▶ [TEXT UNDER STUDY]
◇ ◇ ◇ ◇
BancorpSouth earns $24.9M in 3Q

Daily Journal

TUPELO – BancorpSouth posted net income of $24.9 million, or 26 cents a share, during the third quarter, up from $23.8 million, or 25 cents a share from a year earlier.

The financial company’s results were boosted by a second consecutive quarter of net loan growth, plus an interest expense reduction of $9.1 million from the redemption of a trust preferred securities.

Noninterest expense also fell by $4.8 million, due largely to salary and benefits declines linked to a voluntary early retirement program implemented during the second quarter.

The company’s net interest margin for the period rose from 3.36 percent in the second quarter to 3.45 percent in the third quarter.

BancorpSouth’s nonperforming loans and leases dropped $23.6 million, or 14.1 percent, from the previous quarter and declined $103 million, or 41.6 percent, from the third quarter of 2012. Nonperforming assets in the third quarter fell $154.4 million, or 41.1 percent from a year earlier.
◇ ◇ ◇ ◇
▶ [LISTED RECORDS]

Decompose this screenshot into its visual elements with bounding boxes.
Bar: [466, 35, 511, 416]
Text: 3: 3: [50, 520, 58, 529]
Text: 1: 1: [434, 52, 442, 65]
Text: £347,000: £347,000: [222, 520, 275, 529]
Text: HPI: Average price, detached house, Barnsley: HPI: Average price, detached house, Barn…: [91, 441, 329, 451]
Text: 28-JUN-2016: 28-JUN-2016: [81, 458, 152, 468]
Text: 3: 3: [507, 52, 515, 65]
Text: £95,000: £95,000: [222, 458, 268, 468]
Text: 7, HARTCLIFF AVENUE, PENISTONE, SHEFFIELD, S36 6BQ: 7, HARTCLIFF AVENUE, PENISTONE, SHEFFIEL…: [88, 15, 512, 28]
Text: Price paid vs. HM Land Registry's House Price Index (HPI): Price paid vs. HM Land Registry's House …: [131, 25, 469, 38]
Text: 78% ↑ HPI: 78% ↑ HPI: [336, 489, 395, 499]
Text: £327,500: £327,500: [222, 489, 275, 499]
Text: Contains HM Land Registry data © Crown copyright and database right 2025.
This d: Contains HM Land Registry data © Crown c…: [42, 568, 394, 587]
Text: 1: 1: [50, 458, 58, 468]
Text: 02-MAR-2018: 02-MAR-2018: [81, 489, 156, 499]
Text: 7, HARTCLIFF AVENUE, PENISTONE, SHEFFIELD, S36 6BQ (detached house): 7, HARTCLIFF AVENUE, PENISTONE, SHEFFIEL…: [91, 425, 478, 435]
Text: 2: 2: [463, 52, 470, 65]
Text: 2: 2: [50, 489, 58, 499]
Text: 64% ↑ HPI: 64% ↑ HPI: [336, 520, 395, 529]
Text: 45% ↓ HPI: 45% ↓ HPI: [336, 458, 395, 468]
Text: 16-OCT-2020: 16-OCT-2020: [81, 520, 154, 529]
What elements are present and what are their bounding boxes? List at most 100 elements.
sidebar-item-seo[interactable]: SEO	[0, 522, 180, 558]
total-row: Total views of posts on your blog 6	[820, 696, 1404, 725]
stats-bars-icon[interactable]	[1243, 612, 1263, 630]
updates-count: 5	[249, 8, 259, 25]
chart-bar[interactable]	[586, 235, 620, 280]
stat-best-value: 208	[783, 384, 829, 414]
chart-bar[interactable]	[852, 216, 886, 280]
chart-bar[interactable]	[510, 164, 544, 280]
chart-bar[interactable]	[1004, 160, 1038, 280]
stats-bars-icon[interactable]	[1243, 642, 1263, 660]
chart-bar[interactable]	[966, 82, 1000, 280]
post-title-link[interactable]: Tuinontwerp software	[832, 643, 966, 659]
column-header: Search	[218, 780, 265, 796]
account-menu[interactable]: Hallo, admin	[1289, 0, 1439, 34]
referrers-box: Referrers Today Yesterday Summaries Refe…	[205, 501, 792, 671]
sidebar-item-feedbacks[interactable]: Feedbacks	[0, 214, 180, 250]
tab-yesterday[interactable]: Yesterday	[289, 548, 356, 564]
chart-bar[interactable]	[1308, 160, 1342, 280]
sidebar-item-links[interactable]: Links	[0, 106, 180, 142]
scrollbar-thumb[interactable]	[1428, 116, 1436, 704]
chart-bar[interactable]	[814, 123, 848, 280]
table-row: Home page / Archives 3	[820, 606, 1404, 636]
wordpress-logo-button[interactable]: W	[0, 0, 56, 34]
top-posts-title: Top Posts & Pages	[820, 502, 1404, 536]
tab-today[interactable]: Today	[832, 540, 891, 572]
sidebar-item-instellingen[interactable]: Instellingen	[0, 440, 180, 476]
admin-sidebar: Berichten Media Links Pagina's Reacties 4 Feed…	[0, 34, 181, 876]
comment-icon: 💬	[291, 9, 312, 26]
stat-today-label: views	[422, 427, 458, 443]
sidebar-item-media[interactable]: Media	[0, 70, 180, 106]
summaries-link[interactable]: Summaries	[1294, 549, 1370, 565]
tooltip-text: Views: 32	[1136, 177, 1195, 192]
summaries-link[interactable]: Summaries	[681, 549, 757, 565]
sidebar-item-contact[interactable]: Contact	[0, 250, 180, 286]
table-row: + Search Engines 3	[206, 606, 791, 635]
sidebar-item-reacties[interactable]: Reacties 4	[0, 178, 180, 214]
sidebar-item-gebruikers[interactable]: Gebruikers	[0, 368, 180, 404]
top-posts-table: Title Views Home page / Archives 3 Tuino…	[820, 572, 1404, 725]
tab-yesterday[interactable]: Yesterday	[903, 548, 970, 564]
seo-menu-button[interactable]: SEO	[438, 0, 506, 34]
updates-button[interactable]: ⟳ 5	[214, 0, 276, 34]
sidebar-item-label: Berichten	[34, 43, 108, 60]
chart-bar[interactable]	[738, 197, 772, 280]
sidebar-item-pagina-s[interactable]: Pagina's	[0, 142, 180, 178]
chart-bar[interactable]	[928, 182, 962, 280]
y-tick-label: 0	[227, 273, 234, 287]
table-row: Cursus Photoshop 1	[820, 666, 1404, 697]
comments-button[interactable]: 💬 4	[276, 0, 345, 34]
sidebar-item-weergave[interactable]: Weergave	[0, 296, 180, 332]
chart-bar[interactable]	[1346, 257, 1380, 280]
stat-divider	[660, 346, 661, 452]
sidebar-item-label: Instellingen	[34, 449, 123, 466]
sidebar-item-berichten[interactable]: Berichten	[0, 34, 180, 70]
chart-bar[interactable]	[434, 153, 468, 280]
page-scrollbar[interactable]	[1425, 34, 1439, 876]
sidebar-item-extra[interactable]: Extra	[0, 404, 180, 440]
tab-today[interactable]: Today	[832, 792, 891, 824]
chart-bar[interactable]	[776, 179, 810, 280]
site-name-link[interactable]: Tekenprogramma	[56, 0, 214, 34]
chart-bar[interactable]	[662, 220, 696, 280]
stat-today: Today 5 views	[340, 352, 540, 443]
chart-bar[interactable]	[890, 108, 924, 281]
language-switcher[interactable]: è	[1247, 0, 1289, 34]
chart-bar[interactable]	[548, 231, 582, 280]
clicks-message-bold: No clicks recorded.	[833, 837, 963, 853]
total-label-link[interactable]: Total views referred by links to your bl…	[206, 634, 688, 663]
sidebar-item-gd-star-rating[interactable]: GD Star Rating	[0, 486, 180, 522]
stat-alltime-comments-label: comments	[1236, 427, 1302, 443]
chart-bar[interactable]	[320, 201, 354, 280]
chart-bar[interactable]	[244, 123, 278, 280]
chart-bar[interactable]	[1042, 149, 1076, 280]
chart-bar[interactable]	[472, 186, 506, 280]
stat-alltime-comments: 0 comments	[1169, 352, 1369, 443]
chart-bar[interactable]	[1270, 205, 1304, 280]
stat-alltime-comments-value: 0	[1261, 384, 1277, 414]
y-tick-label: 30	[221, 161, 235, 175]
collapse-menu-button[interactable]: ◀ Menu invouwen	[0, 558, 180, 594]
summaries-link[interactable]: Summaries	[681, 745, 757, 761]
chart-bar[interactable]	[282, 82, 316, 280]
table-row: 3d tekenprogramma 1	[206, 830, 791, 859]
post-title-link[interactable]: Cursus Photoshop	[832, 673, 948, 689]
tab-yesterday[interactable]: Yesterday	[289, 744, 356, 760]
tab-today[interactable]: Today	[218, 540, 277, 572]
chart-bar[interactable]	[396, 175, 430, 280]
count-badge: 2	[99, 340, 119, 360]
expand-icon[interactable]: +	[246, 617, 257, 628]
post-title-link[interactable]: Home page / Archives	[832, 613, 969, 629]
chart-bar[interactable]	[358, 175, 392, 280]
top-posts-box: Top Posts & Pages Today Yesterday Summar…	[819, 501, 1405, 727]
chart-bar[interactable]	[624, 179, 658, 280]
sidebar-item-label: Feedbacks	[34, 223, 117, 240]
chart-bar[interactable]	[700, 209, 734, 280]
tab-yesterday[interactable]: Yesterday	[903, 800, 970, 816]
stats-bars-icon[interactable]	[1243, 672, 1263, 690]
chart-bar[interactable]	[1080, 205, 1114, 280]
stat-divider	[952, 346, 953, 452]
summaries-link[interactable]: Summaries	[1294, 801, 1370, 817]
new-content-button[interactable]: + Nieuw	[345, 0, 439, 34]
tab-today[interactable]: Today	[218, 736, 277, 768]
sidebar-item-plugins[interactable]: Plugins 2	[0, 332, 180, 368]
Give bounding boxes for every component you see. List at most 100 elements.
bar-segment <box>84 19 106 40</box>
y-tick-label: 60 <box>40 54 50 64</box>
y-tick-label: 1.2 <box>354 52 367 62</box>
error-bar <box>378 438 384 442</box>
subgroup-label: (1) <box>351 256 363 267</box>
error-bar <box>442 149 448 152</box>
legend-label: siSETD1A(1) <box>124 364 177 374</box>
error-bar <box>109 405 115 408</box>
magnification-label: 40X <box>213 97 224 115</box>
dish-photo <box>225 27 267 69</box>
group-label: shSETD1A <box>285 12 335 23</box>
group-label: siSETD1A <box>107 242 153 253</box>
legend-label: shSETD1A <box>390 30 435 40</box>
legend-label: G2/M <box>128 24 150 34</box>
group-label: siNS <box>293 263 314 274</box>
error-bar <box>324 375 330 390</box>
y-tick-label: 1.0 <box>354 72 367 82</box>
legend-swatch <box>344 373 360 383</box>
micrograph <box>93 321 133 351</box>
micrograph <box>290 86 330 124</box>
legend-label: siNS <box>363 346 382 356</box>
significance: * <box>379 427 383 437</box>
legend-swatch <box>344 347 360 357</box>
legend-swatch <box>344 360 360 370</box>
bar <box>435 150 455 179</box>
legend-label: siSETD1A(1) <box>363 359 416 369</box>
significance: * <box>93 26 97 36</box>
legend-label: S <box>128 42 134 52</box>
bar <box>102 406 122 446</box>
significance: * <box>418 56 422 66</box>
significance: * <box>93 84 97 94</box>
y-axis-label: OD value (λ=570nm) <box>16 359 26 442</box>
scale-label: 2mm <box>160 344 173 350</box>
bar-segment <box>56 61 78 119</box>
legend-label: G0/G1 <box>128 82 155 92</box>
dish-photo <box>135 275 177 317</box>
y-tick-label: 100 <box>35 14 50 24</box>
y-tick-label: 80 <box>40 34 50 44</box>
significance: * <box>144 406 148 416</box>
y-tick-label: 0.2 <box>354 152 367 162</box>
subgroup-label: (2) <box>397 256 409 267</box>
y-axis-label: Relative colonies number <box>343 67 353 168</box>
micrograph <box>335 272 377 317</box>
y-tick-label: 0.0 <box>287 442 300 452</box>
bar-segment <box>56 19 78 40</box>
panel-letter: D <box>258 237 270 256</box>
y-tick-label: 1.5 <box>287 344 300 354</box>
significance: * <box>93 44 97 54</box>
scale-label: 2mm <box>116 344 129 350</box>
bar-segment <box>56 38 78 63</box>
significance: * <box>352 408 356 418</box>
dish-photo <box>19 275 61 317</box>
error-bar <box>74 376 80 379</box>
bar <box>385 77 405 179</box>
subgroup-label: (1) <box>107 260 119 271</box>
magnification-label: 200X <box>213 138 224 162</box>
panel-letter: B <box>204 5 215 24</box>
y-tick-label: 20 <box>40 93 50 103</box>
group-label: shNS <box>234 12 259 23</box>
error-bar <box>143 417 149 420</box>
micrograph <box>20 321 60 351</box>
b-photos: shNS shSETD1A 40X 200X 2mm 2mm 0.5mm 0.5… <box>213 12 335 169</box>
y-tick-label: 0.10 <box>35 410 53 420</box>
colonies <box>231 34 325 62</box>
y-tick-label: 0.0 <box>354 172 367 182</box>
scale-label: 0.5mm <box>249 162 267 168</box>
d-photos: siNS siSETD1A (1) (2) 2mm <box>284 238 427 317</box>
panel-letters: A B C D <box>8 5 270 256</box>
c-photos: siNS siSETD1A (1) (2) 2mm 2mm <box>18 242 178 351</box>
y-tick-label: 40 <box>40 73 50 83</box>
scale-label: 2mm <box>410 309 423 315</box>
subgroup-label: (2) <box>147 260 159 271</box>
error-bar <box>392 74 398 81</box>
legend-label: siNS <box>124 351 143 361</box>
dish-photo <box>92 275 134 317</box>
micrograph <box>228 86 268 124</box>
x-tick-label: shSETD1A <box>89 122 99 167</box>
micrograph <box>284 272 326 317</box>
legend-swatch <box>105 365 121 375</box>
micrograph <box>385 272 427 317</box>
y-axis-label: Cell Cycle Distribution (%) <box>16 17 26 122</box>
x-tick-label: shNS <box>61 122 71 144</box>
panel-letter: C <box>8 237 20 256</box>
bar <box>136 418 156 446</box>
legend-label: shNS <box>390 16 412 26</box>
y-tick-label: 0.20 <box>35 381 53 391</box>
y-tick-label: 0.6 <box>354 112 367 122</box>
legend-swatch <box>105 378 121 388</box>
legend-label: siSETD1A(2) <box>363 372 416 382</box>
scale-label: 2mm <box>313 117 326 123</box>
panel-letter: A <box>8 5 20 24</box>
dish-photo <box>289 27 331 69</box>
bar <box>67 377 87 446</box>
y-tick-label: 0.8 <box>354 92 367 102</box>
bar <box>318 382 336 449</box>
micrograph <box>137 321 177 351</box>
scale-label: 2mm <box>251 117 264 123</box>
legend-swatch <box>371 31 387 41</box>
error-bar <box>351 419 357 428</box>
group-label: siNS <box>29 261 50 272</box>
◇ ◇ ◇ ◇
▶ [TASK TO CARRY OUT]
Please copy verbatim everything in the BancorpSouth earnings article from "BancorpSouth earns $24.9M" down to "the second quarter.". The rows have nothing to do with the BancorpSouth earnings article.

▶ [THE COMPLETED TASK]
BancorpSouth earns $24.9M in 3Q

Daily Journal

TUPELO – BancorpSouth posted net income of $24.9 million, or 26 cents a share, during the third quarter, up from $23.8 million, or 25 cents a share from a year earlier.

The financial company’s results were boosted by a second consecutive quarter of net loan growth, plus an interest expense reduction of $9.1 million from the redemption of a trust preferred securities.

Noninterest expense also fell by $4.8 million, due largely to salary and benefits declines linked to a voluntary early retirement program implemented during the second quarter.